### TASK TO CARRY OUT
Go through the records and give each one again exactly.

### INPUT MATERIAL
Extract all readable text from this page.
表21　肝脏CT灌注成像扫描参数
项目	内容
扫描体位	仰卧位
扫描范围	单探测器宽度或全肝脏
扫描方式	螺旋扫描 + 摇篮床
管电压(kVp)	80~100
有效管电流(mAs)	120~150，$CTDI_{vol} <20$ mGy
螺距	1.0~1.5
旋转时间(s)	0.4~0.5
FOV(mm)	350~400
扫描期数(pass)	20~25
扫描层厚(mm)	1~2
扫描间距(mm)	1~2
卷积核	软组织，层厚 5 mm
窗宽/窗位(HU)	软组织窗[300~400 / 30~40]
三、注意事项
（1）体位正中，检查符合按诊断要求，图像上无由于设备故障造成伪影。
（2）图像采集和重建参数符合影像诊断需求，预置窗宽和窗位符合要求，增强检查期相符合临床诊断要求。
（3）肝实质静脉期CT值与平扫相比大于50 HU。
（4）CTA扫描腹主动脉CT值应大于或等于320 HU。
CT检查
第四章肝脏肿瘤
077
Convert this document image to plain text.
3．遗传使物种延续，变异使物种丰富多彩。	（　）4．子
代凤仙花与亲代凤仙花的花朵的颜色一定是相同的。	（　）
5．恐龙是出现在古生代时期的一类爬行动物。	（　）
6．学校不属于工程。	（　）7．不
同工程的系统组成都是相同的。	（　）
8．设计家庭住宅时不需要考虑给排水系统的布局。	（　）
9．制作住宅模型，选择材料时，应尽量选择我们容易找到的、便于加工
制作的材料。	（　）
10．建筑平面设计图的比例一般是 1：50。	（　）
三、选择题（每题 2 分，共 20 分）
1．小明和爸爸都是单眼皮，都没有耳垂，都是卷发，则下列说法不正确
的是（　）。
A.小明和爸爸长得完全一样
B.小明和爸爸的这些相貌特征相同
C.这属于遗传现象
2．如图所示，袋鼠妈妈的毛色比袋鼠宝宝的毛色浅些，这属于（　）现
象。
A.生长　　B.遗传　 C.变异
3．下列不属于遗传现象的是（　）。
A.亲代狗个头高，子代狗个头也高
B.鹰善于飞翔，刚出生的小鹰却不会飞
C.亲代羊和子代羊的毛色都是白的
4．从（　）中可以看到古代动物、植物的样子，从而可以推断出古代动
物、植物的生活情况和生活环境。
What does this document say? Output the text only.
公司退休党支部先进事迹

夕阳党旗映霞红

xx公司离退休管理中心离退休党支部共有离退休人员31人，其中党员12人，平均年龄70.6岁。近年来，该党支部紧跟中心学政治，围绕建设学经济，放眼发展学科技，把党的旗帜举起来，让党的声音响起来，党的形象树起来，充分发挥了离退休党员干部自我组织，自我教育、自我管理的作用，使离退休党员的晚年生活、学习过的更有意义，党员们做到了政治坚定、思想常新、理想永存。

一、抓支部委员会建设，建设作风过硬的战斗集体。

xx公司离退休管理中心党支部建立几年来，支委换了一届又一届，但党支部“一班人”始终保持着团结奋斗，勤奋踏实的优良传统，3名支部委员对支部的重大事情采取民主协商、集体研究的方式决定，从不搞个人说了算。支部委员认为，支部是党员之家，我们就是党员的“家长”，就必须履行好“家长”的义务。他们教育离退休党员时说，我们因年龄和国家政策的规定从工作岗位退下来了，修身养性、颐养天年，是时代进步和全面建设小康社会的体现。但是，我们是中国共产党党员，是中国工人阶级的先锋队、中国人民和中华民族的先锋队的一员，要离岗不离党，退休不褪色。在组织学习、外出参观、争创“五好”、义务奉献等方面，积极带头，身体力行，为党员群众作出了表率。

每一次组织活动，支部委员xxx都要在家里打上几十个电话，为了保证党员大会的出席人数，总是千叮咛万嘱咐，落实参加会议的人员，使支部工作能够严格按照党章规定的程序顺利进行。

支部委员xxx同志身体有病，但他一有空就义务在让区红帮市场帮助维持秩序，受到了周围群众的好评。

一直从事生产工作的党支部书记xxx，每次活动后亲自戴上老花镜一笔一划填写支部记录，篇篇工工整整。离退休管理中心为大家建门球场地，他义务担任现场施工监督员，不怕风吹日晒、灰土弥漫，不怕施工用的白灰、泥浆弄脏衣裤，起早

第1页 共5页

### SOLVED EXERCISE
Extract all readable text from this page.
表21　肝脏CT灌注成像扫描参数
项目	内容
扫描体位	仰卧位
扫描范围	单探测器宽度或全肝脏
扫描方式	螺旋扫描 + 摇篮床
管电压(kVp)	80~100
有效管电流(mAs)	120~150，$CTDI_{vol} <20$ mGy
螺距	1.0~1.5
旋转时间(s)	0.4~0.5
FOV(mm)	350~400
扫描期数(pass)	20~25
扫描层厚(mm)	1~2
扫描间距(mm)	1~2
卷积核	软组织，层厚 5 mm
窗宽/窗位(HU)	软组织窗[300~400 / 30~40]
三、注意事项
（1）体位正中，检查符合按诊断要求，图像上无由于设备故障造成伪影。
（2）图像采集和重建参数符合影像诊断需求，预置窗宽和窗位符合要求，增强检查期相符合临床诊断要求。
（3）肝实质静脉期CT值与平扫相比大于50 HU。
（4）CTA扫描腹主动脉CT值应大于或等于320 HU。
CT检查
第四章肝脏肿瘤
077
Convert this document image to plain text.
3．遗传使物种延续，变异使物种丰富多彩。	（　）4．子
代凤仙花与亲代凤仙花的花朵的颜色一定是相同的。	（　）
5．恐龙是出现在古生代时期的一类爬行动物。	（　）
6．学校不属于工程。	（　）7．不
同工程的系统组成都是相同的。	（　）
8．设计家庭住宅时不需要考虑给排水系统的布局。	（　）
9．制作住宅模型，选择材料时，应尽量选择我们容易找到的、便于加工
制作的材料。	（　）
10．建筑平面设计图的比例一般是 1：50。	（　）
三、选择题（每题 2 分，共 20 分）
1．小明和爸爸都是单眼皮，都没有耳垂，都是卷发，则下列说法不正确
的是（　）。
A.小明和爸爸长得完全一样
B.小明和爸爸的这些相貌特征相同
C.这属于遗传现象
2．如图所示，袋鼠妈妈的毛色比袋鼠宝宝的毛色浅些，这属于（　）现
象。
A.生长　　B.遗传　 C.变异
3．下列不属于遗传现象的是（　）。
A.亲代狗个头高，子代狗个头也高
B.鹰善于飞翔，刚出生的小鹰却不会飞
C.亲代羊和子代羊的毛色都是白的
4．从（　）中可以看到古代动物、植物的样子，从而可以推断出古代动
物、植物的生活情况和生活环境。
What does this document say? Output the text only.
公司退休党支部先进事迹

夕阳党旗映霞红

xx公司离退休管理中心离退休党支部共有离退休人员31人，其中党员12人，平均年龄70.6岁。近年来，该党支部紧跟中心学政治，围绕建设学经济，放眼发展学科技，把党的旗帜举起来，让党的声音响起来，党的形象树起来，充分发挥了离退休党员干部自我组织，自我教育、自我管理的作用，使离退休党员的晚年生活、学习过的更有意义，党员们做到了政治坚定、思想常新、理想永存。

一、抓支部委员会建设，建设作风过硬的战斗集体。

xx公司离退休管理中心党支部建立几年来，支委换了一届又一届，但党支部“一班人”始终保持着团结奋斗，勤奋踏实的优良传统，3名支部委员对支部的重大事情采取民主协商、集体研究的方式决定，从不搞个人说了算。支部委员认为，支部是党员之家，我们就是党员的“家长”，就必须履行好“家长”的义务。他们教育离退休党员时说，我们因年龄和国家政策的规定从工作岗位退下来了，修身养性、颐养天年，是时代进步和全面建设小康社会的体现。但是，我们是中国共产党党员，是中国工人阶级的先锋队、中国人民和中华民族的先锋队的一员，要离岗不离党，退休不褪色。在组织学习、外出参观、争创“五好”、义务奉献等方面，积极带头，身体力行，为党员群众作出了表率。

每一次组织活动，支部委员xxx都要在家里打上几十个电话，为了保证党员大会的出席人数，总是千叮咛万嘱咐，落实参加会议的人员，使支部工作能够严格按照党章规定的程序顺利进行。

支部委员xxx同志身体有病，但他一有空就义务在让区红帮市场帮助维持秩序，受到了周围群众的好评。

一直从事生产工作的党支部书记xxx，每次活动后亲自戴上老花镜一笔一划填写支部记录，篇篇工工整整。离退休管理中心为大家建门球场地，他义务担任现场施工监督员，不怕风吹日晒、灰土弥漫，不怕施工用的白灰、泥浆弄脏衣裤，起早

第1页 共5页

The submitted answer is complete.